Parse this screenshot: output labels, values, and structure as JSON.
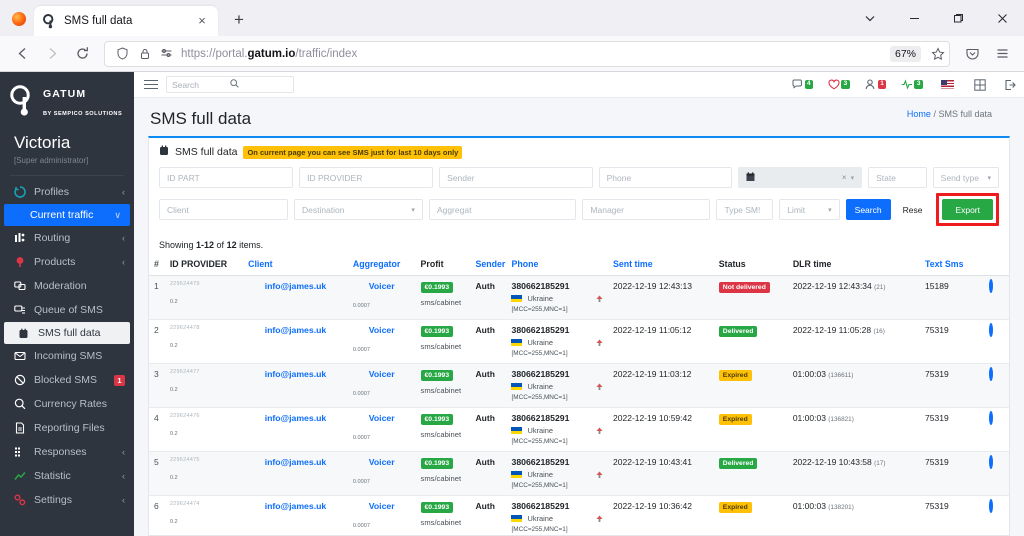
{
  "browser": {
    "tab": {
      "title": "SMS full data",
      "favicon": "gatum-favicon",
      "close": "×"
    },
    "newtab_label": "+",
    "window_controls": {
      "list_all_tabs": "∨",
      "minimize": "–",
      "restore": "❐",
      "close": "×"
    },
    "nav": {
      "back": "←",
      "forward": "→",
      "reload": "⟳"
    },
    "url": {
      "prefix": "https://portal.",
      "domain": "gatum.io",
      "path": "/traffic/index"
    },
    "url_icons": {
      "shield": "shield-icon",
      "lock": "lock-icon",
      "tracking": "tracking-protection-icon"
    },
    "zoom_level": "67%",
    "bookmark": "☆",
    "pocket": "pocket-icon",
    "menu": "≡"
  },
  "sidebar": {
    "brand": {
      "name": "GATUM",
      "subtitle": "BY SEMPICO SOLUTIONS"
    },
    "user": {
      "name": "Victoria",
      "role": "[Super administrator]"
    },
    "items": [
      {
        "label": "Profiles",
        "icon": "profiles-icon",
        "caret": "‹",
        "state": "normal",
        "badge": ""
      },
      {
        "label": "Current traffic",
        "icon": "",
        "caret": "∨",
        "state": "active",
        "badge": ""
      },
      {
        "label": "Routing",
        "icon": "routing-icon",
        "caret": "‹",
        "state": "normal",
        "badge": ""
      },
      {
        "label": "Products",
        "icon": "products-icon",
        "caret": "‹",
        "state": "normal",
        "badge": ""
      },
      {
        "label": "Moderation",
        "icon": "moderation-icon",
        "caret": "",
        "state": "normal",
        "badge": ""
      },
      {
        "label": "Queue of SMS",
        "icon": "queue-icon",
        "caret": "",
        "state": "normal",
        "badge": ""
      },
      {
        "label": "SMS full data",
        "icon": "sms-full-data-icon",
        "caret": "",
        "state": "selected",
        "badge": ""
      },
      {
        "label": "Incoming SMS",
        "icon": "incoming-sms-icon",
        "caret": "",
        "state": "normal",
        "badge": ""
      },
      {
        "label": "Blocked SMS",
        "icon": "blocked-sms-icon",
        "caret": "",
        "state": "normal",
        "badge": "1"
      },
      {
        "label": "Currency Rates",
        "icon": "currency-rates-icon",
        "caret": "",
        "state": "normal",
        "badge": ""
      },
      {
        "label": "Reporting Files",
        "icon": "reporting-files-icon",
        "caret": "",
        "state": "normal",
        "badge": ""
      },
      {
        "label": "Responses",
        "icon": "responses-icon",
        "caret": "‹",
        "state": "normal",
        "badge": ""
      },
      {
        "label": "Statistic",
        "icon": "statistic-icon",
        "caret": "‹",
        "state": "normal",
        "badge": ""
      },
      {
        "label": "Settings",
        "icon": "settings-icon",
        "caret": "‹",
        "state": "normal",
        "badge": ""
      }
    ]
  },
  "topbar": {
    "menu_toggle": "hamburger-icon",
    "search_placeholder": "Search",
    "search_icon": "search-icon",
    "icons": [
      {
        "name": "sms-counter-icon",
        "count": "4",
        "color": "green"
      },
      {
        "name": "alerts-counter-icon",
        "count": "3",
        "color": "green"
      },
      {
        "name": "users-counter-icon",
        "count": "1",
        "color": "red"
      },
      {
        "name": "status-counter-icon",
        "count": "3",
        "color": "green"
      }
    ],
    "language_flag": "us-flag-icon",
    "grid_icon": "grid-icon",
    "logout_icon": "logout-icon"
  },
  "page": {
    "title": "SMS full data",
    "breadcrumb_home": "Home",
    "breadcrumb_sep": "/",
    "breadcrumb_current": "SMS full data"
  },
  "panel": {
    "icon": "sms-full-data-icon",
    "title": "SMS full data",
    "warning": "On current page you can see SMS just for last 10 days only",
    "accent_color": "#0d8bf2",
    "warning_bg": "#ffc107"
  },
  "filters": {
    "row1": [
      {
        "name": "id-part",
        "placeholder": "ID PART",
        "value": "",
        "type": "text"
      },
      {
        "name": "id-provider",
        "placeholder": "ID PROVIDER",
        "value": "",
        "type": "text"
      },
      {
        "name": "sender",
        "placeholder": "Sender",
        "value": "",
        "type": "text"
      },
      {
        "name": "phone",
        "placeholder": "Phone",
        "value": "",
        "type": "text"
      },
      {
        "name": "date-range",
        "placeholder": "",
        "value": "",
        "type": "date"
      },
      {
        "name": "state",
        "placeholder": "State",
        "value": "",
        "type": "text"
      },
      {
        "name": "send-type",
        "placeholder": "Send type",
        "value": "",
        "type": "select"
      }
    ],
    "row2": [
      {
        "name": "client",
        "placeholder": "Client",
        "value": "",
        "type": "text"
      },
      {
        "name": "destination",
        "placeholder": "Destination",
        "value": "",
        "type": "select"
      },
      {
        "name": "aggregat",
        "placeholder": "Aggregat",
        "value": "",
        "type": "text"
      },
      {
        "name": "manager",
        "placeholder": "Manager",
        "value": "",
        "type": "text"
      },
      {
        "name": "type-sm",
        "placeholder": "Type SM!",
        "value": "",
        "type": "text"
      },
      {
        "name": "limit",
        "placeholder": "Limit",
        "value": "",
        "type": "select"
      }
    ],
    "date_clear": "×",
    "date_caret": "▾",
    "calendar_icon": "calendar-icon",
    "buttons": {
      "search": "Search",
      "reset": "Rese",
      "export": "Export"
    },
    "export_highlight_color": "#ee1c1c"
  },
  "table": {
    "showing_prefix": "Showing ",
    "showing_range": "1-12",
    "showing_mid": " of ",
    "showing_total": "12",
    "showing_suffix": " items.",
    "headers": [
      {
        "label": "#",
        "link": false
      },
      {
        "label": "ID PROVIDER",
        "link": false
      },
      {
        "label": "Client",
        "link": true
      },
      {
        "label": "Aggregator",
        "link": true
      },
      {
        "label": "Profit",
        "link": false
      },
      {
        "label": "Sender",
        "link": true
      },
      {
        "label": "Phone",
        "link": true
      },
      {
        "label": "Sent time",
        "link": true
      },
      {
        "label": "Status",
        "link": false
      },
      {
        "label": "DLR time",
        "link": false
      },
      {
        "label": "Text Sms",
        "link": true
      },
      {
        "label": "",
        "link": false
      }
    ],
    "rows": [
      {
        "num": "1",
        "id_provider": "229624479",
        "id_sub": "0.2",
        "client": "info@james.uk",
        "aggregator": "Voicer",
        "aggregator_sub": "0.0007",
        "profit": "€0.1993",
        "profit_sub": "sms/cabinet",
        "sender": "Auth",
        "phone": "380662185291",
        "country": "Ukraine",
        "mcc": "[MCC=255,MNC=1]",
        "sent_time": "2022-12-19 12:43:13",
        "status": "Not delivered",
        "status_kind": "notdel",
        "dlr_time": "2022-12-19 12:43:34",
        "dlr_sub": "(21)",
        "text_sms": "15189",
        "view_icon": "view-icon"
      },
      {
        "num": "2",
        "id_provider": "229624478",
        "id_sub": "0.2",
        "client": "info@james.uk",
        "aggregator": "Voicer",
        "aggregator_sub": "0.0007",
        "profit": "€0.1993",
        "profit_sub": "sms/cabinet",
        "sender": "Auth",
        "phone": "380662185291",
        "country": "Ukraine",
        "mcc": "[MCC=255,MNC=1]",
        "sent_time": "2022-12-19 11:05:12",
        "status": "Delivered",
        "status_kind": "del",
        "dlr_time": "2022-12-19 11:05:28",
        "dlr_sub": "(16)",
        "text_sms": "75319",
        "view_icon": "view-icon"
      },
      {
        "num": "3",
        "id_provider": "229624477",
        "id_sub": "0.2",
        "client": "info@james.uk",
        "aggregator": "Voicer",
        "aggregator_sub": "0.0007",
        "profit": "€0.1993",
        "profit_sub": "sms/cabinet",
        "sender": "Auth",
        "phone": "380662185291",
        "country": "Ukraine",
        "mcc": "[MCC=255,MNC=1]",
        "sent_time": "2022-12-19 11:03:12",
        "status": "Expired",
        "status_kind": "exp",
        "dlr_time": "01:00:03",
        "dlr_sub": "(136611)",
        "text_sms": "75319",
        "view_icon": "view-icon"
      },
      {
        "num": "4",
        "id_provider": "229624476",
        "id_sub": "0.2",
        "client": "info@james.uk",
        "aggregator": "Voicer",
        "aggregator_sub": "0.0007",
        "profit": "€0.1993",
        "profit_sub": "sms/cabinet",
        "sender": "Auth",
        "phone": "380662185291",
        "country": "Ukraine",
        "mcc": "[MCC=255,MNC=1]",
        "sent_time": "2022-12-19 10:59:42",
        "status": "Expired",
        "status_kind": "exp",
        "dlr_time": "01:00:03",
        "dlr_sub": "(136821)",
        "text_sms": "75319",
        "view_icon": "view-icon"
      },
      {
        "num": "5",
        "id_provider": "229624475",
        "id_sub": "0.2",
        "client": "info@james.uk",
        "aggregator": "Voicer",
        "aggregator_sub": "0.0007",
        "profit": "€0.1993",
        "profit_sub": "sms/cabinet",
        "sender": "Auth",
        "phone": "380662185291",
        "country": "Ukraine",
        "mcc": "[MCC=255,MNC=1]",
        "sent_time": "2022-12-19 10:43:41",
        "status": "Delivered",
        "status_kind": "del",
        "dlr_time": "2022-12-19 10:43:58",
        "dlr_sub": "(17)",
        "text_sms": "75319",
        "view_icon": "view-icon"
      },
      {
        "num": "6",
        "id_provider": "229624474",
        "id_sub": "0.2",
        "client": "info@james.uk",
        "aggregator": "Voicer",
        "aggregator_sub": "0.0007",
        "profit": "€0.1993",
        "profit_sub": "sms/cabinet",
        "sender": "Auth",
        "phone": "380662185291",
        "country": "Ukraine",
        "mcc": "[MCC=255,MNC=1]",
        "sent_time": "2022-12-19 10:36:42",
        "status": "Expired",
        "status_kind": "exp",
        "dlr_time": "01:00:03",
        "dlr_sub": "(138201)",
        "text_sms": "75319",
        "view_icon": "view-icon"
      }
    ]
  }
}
= = =
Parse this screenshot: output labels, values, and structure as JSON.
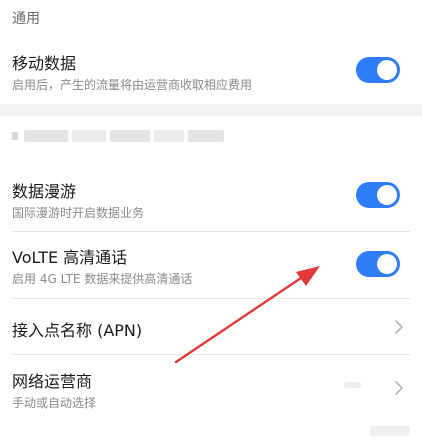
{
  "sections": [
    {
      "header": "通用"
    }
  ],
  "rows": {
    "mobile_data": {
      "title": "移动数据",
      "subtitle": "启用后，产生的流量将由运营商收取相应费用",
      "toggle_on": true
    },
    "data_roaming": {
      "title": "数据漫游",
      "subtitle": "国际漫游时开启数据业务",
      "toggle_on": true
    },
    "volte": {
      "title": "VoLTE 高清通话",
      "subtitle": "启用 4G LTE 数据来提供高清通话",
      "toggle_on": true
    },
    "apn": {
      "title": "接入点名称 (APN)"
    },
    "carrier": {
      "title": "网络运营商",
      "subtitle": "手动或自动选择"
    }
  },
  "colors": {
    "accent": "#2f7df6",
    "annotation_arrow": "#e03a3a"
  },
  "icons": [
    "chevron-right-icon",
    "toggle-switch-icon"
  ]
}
= = =
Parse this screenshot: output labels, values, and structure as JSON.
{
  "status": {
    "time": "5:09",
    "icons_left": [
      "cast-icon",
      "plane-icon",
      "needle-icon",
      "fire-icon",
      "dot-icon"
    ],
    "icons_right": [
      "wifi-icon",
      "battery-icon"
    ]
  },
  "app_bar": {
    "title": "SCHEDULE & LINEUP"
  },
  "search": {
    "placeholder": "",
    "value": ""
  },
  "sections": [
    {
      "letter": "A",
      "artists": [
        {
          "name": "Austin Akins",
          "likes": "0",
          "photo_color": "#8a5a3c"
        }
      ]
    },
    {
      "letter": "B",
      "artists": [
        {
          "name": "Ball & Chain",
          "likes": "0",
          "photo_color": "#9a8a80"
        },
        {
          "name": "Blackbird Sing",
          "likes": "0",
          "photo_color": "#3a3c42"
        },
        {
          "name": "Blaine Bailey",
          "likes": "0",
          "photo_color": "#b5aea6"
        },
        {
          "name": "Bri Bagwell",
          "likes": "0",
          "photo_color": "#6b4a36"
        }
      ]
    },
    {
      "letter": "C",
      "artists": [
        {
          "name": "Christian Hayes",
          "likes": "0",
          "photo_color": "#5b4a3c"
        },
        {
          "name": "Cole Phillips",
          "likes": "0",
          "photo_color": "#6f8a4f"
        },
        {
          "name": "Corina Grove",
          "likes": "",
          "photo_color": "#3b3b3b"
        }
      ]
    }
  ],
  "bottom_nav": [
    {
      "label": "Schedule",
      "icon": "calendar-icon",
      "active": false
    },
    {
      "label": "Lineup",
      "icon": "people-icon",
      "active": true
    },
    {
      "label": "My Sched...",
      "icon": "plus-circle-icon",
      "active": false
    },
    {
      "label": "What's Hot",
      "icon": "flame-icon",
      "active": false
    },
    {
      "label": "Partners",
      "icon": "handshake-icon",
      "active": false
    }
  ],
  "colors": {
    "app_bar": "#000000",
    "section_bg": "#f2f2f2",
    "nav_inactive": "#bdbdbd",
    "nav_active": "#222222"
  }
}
= = =
* **Task description**
In the listing above, locate each line with "calendar" and copy it.

* **Response to this task**
    "calendar_icon": "calendar-icon",
      "icon": "calendar-icon",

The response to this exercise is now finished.